→ What is required: Quote the entries that follow exactly, leaving none out.

···

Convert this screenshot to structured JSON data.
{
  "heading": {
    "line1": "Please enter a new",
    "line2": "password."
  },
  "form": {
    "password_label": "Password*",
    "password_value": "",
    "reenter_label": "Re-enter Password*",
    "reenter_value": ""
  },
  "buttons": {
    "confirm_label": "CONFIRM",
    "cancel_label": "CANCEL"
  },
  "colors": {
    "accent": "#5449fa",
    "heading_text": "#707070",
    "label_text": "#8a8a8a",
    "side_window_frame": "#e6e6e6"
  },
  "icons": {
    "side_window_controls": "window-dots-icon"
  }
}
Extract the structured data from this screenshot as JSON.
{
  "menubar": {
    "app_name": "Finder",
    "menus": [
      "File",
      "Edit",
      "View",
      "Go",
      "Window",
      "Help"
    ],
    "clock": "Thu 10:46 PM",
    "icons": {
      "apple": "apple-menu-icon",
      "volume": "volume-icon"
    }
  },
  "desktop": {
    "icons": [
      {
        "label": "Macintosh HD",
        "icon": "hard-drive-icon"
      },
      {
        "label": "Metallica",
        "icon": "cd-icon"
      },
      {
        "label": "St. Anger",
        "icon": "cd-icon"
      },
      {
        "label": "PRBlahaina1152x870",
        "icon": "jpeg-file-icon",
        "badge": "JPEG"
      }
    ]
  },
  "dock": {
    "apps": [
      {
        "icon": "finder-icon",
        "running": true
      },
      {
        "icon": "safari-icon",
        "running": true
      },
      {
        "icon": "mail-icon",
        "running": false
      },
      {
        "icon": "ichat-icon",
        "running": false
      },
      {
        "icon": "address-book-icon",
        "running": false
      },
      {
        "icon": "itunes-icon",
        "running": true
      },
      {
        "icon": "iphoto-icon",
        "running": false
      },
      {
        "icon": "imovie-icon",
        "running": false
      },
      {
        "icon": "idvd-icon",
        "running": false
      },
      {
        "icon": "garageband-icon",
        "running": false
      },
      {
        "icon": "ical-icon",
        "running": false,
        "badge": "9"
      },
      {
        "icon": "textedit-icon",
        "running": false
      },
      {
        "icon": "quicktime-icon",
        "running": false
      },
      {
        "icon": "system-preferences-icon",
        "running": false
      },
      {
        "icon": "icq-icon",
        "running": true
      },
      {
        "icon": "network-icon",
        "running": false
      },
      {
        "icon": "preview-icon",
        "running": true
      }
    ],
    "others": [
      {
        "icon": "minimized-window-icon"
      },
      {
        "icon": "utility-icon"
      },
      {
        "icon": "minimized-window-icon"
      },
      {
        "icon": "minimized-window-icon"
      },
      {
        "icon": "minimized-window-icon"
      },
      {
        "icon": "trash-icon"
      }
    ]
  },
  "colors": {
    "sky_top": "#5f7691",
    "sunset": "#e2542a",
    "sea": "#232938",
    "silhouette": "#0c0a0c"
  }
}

···

→ Completed task:
Convert this screenshot to structured JSON data.
{
  "heading": {
    "line1": "Please enter a new",
    "line2": "password."
  },
  "form": {
    "password_label": "Password*",
    "password_value": "",
    "reenter_label": "Re-enter Password*",
    "reenter_value": ""
  },
  "buttons": {
    "confirm_label": "CONFIRM",
    "cancel_label": "CANCEL"
  },
  "colors": {
    "accent": "#5449fa",
    "heading_text": "#707070",
    "label_text": "#8a8a8a",
    "side_window_frame": "#e6e6e6"
  },
  "icons": {
    "side_window_controls": "window-dots-icon"
  }
}
Extract the structured data from this screenshot as JSON.
{
  "menubar": {
    "app_name": "Finder",
    "menus": [
      "File",
      "Edit",
      "View",
      "Go",
      "Window",
      "Help"
    ],
    "clock": "Thu 10:46 PM",
    "icons": {
      "apple": "apple-menu-icon",
      "volume": "volume-icon"
    }
  },
  "desktop": {
    "icons": [
      {
        "label": "Macintosh HD",
        "icon": "hard-drive-icon"
      },
      {
        "label": "Metallica",
        "icon": "cd-icon"
      },
      {
        "label": "St. Anger",
        "icon": "cd-icon"
      },
      {
        "label": "PRBlahaina1152x870",
        "icon": "jpeg-file-icon",
        "badge": "JPEG"
      }
    ]
  },
  "dock": {
    "apps": [
      {
        "icon": "finder-icon",
        "running": true
      },
      {
        "icon": "safari-icon",
        "running": true
      },
      {
        "icon": "mail-icon",
        "running": false
      },
      {
        "icon": "ichat-icon",
        "running": false
      },
      {
        "icon": "address-book-icon",
        "running": false
      },
      {
        "icon": "itunes-icon",
        "running": true
      },
      {
        "icon": "iphoto-icon",
        "running": false
      },
      {
        "icon": "imovie-icon",
        "running": false
      },
      {
        "icon": "idvd-icon",
        "running": false
      },
      {
        "icon": "garageband-icon",
        "running": false
      },
      {
        "icon": "ical-icon",
        "running": false,
        "badge": "9"
      },
      {
        "icon": "textedit-icon",
        "running": false
      },
      {
        "icon": "quicktime-icon",
        "running": false
      },
      {
        "icon": "system-preferences-icon",
        "running": false
      },
      {
        "icon": "icq-icon",
        "running": true
      },
      {
        "icon": "network-icon",
        "running": false
      },
      {
        "icon": "preview-icon",
        "running": true
      }
    ],
    "others": [
      {
        "icon": "minimized-window-icon"
      },
      {
        "icon": "utility-icon"
      },
      {
        "icon": "minimized-window-icon"
      },
      {
        "icon": "minimized-window-icon"
      },
      {
        "icon": "minimized-window-icon"
      },
      {
        "icon": "trash-icon"
      }
    ]
  },
  "colors": {
    "sky_top": "#5f7691",
    "sunset": "#e2542a",
    "sea": "#232938",
    "silhouette": "#0c0a0c"
  }
}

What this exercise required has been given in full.